-- Record extracts start --

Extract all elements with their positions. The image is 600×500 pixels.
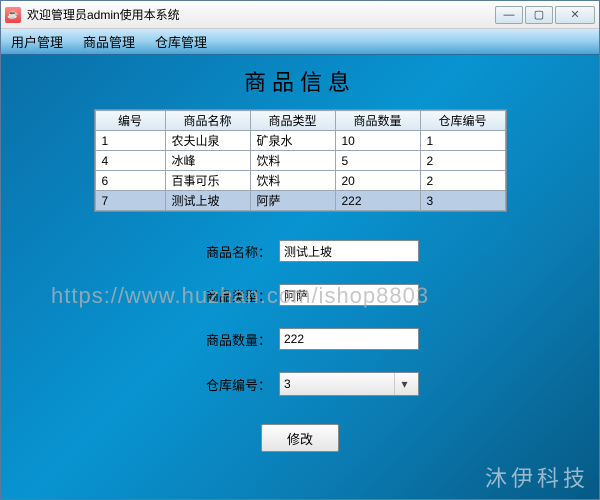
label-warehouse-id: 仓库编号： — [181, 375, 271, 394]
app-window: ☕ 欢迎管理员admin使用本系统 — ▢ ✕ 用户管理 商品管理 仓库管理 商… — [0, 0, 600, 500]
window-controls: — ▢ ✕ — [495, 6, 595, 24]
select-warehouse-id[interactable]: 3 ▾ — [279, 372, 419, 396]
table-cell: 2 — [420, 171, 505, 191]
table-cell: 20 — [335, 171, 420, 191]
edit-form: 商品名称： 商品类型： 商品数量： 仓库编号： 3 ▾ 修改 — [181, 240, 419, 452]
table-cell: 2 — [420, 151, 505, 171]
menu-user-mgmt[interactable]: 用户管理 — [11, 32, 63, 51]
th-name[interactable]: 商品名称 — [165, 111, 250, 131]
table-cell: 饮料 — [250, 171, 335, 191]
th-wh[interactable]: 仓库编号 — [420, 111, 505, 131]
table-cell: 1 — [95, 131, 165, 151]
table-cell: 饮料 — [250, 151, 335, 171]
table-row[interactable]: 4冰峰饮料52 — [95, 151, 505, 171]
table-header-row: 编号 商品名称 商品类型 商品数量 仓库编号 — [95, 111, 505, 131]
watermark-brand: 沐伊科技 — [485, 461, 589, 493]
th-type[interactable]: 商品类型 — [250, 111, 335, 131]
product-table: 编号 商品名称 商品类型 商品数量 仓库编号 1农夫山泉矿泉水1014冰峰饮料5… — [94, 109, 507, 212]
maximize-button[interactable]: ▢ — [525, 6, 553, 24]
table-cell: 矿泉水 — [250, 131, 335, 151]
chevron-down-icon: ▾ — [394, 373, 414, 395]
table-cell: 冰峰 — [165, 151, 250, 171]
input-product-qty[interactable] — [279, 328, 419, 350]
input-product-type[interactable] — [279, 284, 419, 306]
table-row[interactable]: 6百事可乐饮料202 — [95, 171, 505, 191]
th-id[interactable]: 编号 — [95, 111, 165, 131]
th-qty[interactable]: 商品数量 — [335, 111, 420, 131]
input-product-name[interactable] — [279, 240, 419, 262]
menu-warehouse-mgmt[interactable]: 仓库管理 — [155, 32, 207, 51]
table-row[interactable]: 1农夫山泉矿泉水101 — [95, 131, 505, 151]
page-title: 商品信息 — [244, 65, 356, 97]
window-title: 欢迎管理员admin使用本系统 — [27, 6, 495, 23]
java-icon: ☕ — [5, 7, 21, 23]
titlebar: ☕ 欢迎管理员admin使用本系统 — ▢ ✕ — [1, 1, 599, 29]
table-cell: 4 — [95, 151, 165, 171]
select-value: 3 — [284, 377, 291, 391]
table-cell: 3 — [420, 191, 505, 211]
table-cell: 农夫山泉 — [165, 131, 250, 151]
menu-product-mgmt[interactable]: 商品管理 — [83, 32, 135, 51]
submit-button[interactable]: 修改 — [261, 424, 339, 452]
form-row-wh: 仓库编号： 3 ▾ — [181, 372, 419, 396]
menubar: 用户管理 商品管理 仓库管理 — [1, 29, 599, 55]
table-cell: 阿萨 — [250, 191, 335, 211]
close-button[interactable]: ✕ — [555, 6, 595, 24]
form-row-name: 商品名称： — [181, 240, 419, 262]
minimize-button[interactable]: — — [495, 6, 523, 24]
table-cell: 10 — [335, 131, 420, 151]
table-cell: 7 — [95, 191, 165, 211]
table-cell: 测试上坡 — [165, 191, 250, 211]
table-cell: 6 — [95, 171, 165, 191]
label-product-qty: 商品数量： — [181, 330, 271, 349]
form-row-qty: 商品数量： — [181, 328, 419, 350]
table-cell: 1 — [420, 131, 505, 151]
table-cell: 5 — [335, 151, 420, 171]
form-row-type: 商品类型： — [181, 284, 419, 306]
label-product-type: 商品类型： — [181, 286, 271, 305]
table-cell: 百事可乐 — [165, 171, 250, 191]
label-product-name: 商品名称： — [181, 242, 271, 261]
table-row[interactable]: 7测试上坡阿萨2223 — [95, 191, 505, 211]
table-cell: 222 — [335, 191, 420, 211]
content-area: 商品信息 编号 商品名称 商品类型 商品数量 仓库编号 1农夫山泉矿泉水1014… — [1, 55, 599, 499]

-- Record extracts end --
-- Record extracts start --

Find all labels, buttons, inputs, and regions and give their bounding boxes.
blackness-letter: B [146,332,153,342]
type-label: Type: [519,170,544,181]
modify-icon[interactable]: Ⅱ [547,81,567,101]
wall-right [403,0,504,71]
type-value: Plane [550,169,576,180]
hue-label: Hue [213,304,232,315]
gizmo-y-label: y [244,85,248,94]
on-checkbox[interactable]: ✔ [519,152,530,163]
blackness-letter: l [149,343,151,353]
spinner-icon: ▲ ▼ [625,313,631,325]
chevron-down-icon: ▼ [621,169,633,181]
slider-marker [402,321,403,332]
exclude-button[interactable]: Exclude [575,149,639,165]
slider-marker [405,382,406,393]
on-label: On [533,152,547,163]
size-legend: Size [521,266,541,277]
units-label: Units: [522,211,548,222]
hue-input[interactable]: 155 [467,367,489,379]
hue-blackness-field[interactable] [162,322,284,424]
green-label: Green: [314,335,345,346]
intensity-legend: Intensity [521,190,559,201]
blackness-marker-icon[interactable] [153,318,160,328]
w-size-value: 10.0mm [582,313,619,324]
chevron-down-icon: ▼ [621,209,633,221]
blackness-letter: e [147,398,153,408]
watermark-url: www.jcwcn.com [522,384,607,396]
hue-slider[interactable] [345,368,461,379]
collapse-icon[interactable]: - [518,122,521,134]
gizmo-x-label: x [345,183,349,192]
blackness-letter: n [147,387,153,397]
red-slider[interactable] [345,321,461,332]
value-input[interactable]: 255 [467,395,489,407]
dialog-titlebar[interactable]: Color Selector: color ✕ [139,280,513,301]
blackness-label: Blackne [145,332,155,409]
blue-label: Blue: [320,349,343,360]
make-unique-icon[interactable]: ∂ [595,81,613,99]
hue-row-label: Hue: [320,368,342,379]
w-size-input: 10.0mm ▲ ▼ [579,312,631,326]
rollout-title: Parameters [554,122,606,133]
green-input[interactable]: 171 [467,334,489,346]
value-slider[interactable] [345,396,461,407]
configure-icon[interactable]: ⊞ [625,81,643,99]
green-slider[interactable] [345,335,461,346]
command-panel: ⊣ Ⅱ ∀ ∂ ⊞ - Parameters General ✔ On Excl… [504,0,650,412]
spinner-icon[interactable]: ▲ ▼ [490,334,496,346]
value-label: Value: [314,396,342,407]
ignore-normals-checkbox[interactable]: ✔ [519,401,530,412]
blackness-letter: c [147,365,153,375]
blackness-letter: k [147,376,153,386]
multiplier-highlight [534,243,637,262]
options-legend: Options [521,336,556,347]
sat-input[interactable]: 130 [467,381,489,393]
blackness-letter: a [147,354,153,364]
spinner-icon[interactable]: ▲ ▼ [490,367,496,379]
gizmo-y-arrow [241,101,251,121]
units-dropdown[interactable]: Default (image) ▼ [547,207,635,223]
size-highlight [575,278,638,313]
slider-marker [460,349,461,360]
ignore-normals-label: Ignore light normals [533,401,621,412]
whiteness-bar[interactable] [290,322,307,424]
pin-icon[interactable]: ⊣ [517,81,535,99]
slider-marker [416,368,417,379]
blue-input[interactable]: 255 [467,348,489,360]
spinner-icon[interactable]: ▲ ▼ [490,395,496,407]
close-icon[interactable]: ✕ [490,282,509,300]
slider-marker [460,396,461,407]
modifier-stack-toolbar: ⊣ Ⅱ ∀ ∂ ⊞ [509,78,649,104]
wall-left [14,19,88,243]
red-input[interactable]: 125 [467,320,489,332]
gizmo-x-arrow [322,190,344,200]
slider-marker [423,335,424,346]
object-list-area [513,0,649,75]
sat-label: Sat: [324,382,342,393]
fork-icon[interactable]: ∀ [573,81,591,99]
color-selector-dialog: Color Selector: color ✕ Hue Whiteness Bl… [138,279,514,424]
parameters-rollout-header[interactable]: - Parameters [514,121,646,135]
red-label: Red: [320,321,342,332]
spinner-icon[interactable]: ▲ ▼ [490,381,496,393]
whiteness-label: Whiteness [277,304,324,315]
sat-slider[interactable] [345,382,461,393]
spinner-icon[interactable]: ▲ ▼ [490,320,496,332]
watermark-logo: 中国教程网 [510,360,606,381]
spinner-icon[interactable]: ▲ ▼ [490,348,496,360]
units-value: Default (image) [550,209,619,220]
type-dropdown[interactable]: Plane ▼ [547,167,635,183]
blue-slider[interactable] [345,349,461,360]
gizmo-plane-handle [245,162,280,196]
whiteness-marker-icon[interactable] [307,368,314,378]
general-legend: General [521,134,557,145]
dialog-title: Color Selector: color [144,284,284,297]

-- Record extracts end --

| Aim |
Please echo the lines in the records above, from the line with "label-warehouse-id: 仓库编号： —" to the line with "table-row[interactable]: 4冰峰饮料52 —", keeping their text unchanged.

| Result of the exercise |
label-warehouse-id: 仓库编号： — [181, 375, 271, 394]
app-window: ☕ 欢迎管理员admin使用本系统 — ▢ ✕ 用户管理 商品管理 仓库管理 商… — [0, 0, 600, 500]
window-controls: — ▢ ✕ — [495, 6, 595, 24]
select-warehouse-id[interactable]: 3 ▾ — [279, 372, 419, 396]
table-cell: 2 — [420, 171, 505, 191]
table-cell: 20 — [335, 171, 420, 191]
edit-form: 商品名称： 商品类型： 商品数量： 仓库编号： 3 ▾ 修改 — [181, 240, 419, 452]
table-cell: 2 — [420, 151, 505, 171]
menu-user-mgmt[interactable]: 用户管理 — [11, 32, 63, 51]
th-name[interactable]: 商品名称 — [165, 111, 250, 131]
table-cell: 饮料 — [250, 171, 335, 191]
th-wh[interactable]: 仓库编号 — [420, 111, 505, 131]
table-cell: 1 — [95, 131, 165, 151]
table-cell: 饮料 — [250, 151, 335, 171]
table-row[interactable]: 4冰峰饮料52 — [95, 151, 505, 171]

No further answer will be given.